* Supplied data:
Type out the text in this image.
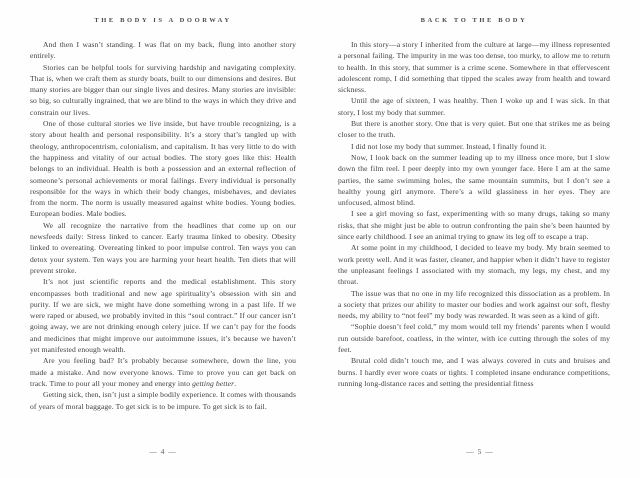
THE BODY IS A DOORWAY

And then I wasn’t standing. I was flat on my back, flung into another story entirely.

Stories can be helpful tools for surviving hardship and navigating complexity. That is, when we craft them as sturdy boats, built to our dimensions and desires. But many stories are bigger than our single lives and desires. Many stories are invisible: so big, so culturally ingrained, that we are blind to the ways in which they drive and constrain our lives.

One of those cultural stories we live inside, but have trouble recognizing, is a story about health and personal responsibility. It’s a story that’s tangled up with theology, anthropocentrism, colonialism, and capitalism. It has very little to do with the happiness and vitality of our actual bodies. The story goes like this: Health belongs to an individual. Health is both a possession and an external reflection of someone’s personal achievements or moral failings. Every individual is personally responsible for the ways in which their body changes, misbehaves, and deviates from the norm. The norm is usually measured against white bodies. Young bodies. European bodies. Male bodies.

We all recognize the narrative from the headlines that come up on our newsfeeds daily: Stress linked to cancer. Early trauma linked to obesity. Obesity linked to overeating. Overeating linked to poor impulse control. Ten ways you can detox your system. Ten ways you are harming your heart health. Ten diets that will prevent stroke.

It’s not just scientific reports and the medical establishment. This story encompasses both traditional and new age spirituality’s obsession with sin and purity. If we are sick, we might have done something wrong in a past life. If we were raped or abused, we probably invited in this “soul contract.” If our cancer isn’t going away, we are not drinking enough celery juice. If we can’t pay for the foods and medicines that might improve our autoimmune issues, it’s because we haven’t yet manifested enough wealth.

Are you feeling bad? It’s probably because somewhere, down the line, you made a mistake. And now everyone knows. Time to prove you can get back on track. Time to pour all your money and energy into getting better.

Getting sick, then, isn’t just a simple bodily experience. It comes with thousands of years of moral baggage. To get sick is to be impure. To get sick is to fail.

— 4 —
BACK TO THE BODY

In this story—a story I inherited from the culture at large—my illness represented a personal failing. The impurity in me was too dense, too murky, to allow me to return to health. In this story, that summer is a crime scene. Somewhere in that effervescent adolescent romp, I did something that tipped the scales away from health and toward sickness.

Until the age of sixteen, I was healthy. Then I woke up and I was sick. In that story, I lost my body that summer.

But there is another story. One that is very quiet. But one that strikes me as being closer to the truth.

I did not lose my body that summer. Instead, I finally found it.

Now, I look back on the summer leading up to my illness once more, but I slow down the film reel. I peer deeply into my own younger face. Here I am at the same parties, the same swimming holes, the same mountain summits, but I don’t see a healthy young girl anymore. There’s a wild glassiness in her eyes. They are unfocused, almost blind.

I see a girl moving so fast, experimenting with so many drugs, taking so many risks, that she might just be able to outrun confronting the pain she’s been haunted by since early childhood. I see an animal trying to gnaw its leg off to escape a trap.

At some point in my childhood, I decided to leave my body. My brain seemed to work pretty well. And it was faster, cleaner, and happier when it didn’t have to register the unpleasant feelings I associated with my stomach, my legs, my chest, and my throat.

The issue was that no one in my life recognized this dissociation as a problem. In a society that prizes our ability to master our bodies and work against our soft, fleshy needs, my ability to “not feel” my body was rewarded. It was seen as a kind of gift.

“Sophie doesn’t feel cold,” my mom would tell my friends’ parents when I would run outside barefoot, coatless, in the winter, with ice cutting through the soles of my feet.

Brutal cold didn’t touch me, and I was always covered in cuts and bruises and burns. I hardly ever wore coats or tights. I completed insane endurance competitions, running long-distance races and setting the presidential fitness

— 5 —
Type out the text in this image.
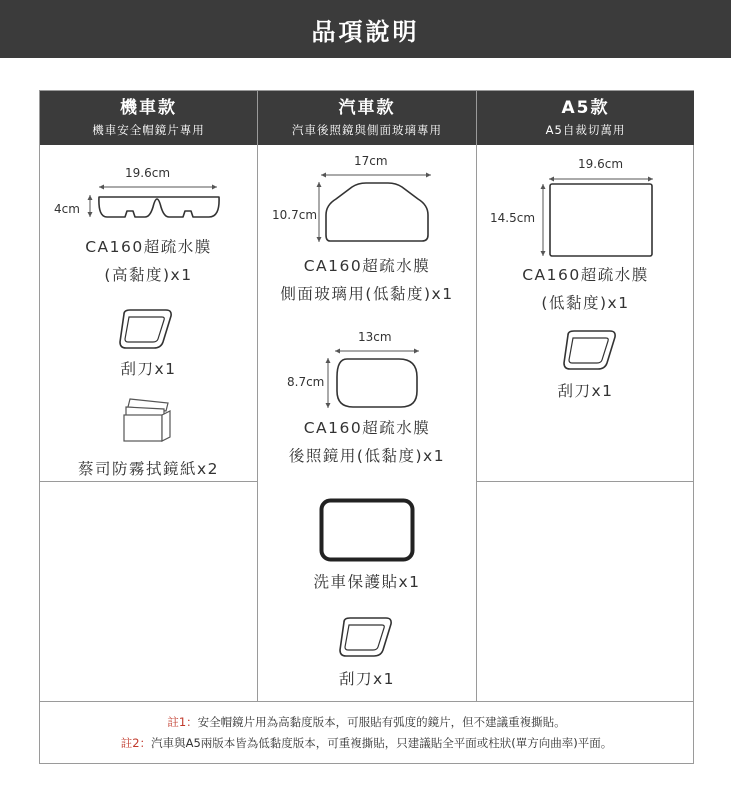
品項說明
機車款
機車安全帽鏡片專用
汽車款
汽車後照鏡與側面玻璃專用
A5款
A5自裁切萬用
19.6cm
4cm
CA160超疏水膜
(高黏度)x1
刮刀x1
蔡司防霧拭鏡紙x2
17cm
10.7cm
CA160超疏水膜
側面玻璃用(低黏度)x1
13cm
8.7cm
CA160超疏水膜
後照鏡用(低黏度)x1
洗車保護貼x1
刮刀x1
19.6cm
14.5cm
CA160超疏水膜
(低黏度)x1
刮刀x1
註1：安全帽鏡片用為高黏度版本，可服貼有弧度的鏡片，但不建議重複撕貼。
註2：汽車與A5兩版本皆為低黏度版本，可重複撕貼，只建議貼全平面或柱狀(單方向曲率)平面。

* Task requirements: Filter lines by "might" and return each hit.

* Expected answer:
It’s not just scientific reports and the medical establishment. This story encompasses both traditional and new age spirituality’s obsession with sin and purity. If we are sick, we might have done something wrong in a past life. If we were raped or abused, we probably invited in this “soul contract.” If our cancer isn’t going away, we are not drinking enough celery juice. If we can’t pay for the foods and medicines that might improve our autoimmune issues, it’s because we haven’t yet manifested enough wealth.
I see a girl moving so fast, experimenting with so many drugs, taking so many risks, that she might just be able to outrun confronting the pain she’s been haunted by since early childhood. I see an animal trying to gnaw its leg off to escape a trap.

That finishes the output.